# start of Records supplied
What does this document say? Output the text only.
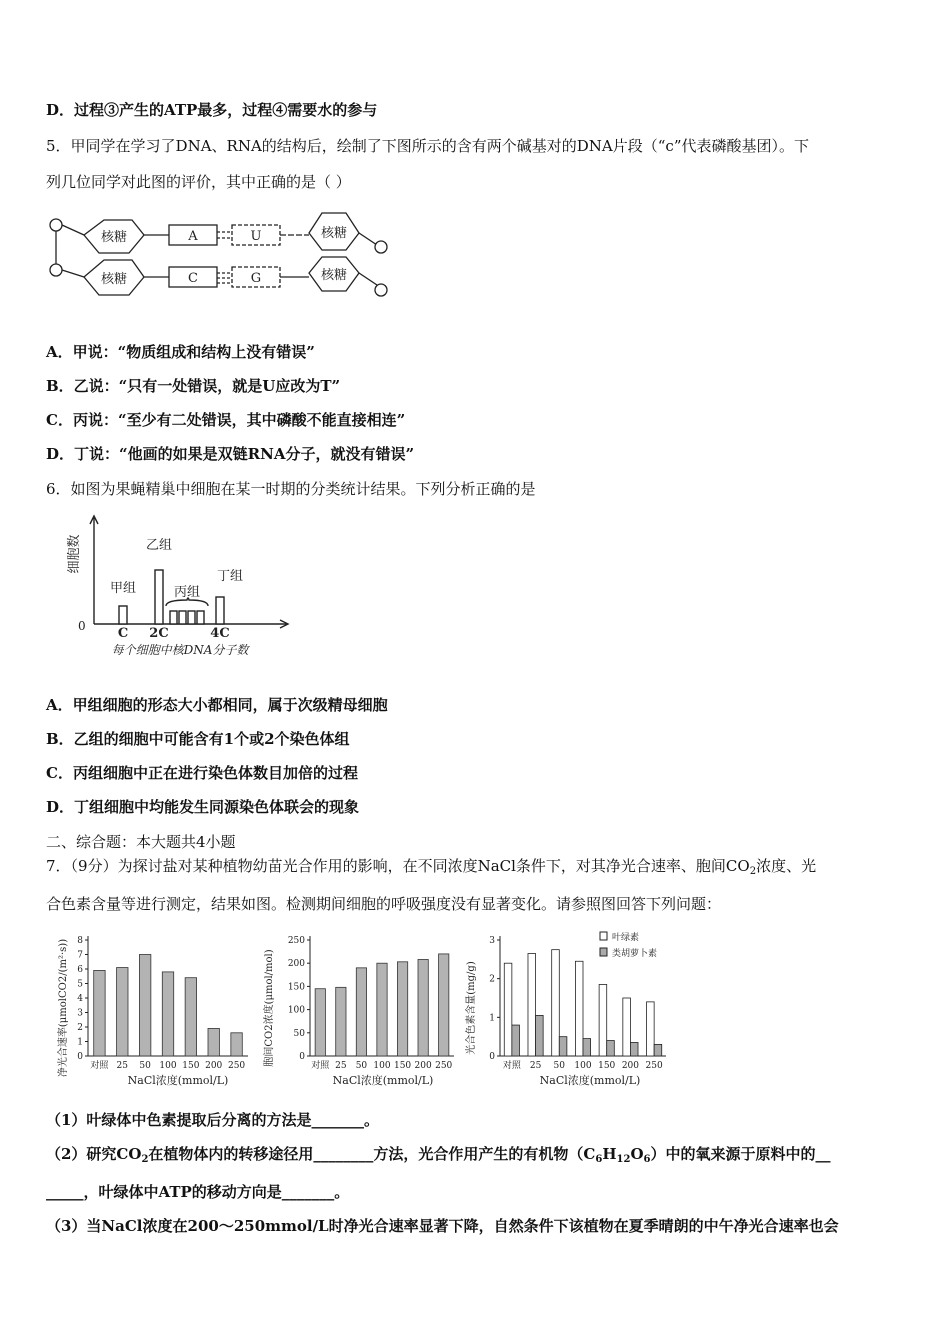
D．过程③产生的ATP最多，过程④需要水的参与
5．甲同学在学习了DNA、RNA的结构后，绘制了下图所示的含有两个碱基对的DNA片段（“c”代表磷酸基团）。下
列几位同学对此图的评价，其中正确的是（ ）
核糖
核糖
核糖
核糖
A
C
U
G
A．甲说：“物质组成和结构上没有错误”
B．乙说：“只有一处错误，就是U应改为T”
C．丙说：“至少有二处错误，其中磷酸不能直接相连”
D．丁说：“他画的如果是双链RNA分子，就没有错误”
6．如图为果蝇精巢中细胞在某一时期的分类统计结果。下列分析正确的是
细胞数
0 C 2C	4C
甲组
乙组
丙组
丁组
每个细胞中核DNA分子数
A．甲组细胞的形态大小都相同，属于次级精母细胞
B．乙组的细胞中可能含有1个或2个染色体组
C．丙组细胞中正在进行染色体数目加倍的过程
D．丁组细胞中均能发生同源染色体联会的现象
二、综合题：本大题共4小题
7．（9分）为探讨盐对某种植物幼苗光合作用的影响，在不同浓度NaCl条件下，对其净光合速率、胞间$CO_2$浓度、光
合色素含量等进行测定，结果如图。检测期间细胞的呼吸强度没有显著变化。请参照图回答下列问题：
净光合速率(μmolCO2/(m²·s)) 0
1
2
3
4
5
6
7
8
对照 25 50 100 150 200 250
NaCl浓度(mmol/L)
胞间CO2浓度(μmol/mol)	0
50
100
150
200
250
对照 25 50 100 150 200 250
NaCl浓度(mmol/L)
光合色素含量(mg/g)
0
1
2
3
对照 25 50 100 150 200 250
叶绿素
类胡萝卜素
NaCl浓度(mmol/L)
（1）叶绿体中色素提取后分离的方法是_______。
（2）研究$CO_2$在植物体内的转移途径用________方法，光合作用产生的有机物$(C_6H_{12}O_6)$中的氧来源于原料中的__
_____，叶绿体中ATP的移动方向是_______。
（3）当NaCl浓度在200～250mmol/L时净光合速率显著下降，自然条件下该植物在夏季晴朗的中午净光合速率也会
# end of Records supplied
* [Written task]
Leave out the pictures and retype every line above exactly.

* [Written solution]
What does this document say? Output the text only.
D．过程③产生的ATP最多，过程④需要水的参与
5．甲同学在学习了DNA、RNA的结构后，绘制了下图所示的含有两个碱基对的DNA片段（“c”代表磷酸基团）。下
列几位同学对此图的评价，其中正确的是（ ）
核糖
核糖
核糖
核糖
A
C
U
G
A．甲说：“物质组成和结构上没有错误”
B．乙说：“只有一处错误，就是U应改为T”
C．丙说：“至少有二处错误，其中磷酸不能直接相连”
D．丁说：“他画的如果是双链RNA分子，就没有错误”
6．如图为果蝇精巢中细胞在某一时期的分类统计结果。下列分析正确的是
细胞数
0 C 2C	4C
甲组
乙组
丙组
丁组
每个细胞中核DNA分子数
A．甲组细胞的形态大小都相同，属于次级精母细胞
B．乙组的细胞中可能含有1个或2个染色体组
C．丙组细胞中正在进行染色体数目加倍的过程
D．丁组细胞中均能发生同源染色体联会的现象
二、综合题：本大题共4小题
7．（9分）为探讨盐对某种植物幼苗光合作用的影响，在不同浓度NaCl条件下，对其净光合速率、胞间$CO_2$浓度、光
合色素含量等进行测定，结果如图。检测期间细胞的呼吸强度没有显著变化。请参照图回答下列问题：
净光合速率(μmolCO2/(m²·s)) 0
1
2
3
4
5
6
7
8
对照 25 50 100 150 200 250
NaCl浓度(mmol/L)
胞间CO2浓度(μmol/mol)	0
50
100
150
200
250
对照 25 50 100 150 200 250
NaCl浓度(mmol/L)
光合色素含量(mg/g)
0
1
2
3
对照 25 50 100 150 200 250
叶绿素
类胡萝卜素
NaCl浓度(mmol/L)
（1）叶绿体中色素提取后分离的方法是_______。
（2）研究$CO_2$在植物体内的转移途径用________方法，光合作用产生的有机物$(C_6H_{12}O_6)$中的氧来源于原料中的__
_____，叶绿体中ATP的移动方向是_______。
（3）当NaCl浓度在200～250mmol/L时净光合速率显著下降，自然条件下该植物在夏季晴朗的中午净光合速率也会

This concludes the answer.